▸ **Supplied material**

━━━━━━━━

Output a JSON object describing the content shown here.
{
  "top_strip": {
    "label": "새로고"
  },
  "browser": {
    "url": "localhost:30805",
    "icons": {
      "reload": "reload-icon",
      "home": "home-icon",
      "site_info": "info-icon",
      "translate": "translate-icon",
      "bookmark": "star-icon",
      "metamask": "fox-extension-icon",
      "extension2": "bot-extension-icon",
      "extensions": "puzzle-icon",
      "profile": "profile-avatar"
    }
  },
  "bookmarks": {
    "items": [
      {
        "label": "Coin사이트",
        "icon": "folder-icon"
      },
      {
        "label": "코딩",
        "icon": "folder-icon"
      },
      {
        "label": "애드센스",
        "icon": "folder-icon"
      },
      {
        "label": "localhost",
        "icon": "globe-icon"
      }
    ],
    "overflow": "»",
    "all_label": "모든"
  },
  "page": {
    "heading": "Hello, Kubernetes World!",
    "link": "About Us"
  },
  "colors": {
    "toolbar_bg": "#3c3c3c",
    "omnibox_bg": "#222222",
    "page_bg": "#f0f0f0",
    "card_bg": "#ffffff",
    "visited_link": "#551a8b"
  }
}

━━━━━━━━

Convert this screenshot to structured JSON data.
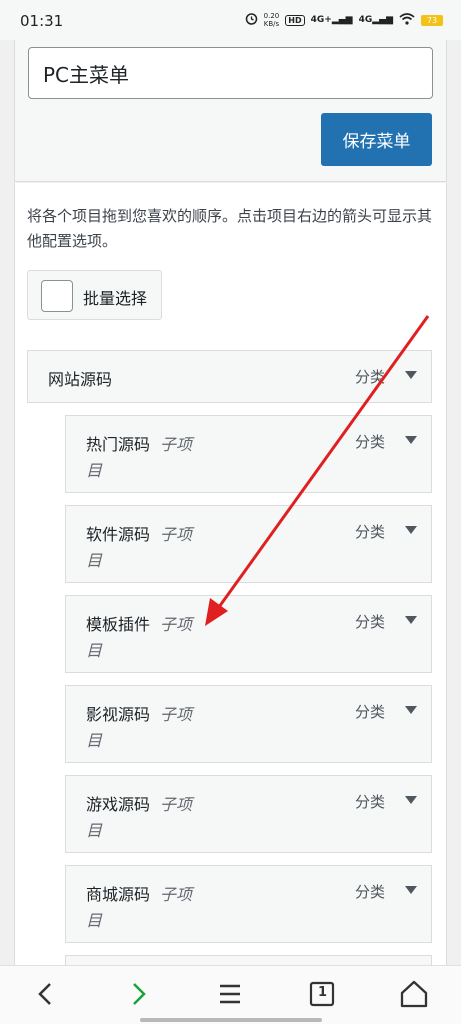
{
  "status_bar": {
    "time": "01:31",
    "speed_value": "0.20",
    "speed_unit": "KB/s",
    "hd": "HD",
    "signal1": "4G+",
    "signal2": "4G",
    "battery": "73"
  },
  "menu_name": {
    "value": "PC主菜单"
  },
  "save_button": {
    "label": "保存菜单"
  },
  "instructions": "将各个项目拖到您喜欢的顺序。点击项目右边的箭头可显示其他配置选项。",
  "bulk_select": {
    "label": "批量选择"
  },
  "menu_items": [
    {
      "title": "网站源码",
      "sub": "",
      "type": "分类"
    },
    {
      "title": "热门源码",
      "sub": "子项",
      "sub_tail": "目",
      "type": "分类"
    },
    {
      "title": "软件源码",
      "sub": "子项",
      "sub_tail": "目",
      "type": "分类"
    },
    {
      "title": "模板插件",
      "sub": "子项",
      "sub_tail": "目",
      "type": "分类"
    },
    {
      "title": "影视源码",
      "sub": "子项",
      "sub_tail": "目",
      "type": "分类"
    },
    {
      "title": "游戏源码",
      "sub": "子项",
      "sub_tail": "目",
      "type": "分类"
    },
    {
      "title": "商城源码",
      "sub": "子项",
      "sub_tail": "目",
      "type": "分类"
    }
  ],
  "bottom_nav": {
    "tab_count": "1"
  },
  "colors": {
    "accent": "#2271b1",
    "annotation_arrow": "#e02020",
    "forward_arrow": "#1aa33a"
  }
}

━━━━━━━━

▸ **Aim of the task**
Look through the listing above and count the lines where the string "title" appears. Report the number only.

▸ **Complete response**
7